— START OF THE INPUT —

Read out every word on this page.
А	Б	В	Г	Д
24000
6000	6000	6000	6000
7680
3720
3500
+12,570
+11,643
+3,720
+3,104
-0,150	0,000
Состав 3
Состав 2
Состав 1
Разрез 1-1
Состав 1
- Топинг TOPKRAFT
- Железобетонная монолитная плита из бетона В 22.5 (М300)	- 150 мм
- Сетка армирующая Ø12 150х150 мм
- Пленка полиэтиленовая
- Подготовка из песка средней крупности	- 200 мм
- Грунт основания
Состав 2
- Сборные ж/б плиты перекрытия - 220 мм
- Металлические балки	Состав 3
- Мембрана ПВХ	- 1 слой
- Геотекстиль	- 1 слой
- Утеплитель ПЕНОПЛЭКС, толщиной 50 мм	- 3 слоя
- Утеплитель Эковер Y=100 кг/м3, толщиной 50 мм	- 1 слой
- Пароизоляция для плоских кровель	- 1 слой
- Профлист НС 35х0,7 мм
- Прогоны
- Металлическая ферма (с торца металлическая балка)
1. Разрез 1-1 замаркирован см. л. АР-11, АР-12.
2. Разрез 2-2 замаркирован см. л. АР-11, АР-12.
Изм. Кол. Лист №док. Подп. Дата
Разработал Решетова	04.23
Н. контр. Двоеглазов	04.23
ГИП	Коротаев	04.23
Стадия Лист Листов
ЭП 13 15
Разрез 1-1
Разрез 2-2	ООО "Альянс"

— END OF THE INPUT —

#### GOAL:
Copy all of the data. Keep every word exactly as it is.

#### ANSWER FOR THIS EXERCISE:
Read out every word on this page.
А	Б	В	Г	Д
24000
6000	6000	6000	6000
7680
3720
3500
+12,570
+11,643
+3,720
+3,104
-0,150	0,000
Состав 3
Состав 2
Состав 1
Разрез 1-1
Состав 1
- Топинг TOPKRAFT
- Железобетонная монолитная плита из бетона В 22.5 (М300)	- 150 мм
- Сетка армирующая Ø12 150х150 мм
- Пленка полиэтиленовая
- Подготовка из песка средней крупности	- 200 мм
- Грунт основания
Состав 2
- Сборные ж/б плиты перекрытия - 220 мм
- Металлические балки	Состав 3
- Мембрана ПВХ	- 1 слой
- Геотекстиль	- 1 слой
- Утеплитель ПЕНОПЛЭКС, толщиной 50 мм	- 3 слоя
- Утеплитель Эковер Y=100 кг/м3, толщиной 50 мм	- 1 слой
- Пароизоляция для плоских кровель	- 1 слой
- Профлист НС 35х0,7 мм
- Прогоны
- Металлическая ферма (с торца металлическая балка)
1. Разрез 1-1 замаркирован см. л. АР-11, АР-12.
2. Разрез 2-2 замаркирован см. л. АР-11, АР-12.
Изм. Кол. Лист №док. Подп. Дата
Разработал Решетова	04.23
Н. контр. Двоеглазов	04.23
ГИП	Коротаев	04.23
Стадия Лист Листов
ЭП 13 15
Разрез 1-1
Разрез 2-2	ООО "Альянс"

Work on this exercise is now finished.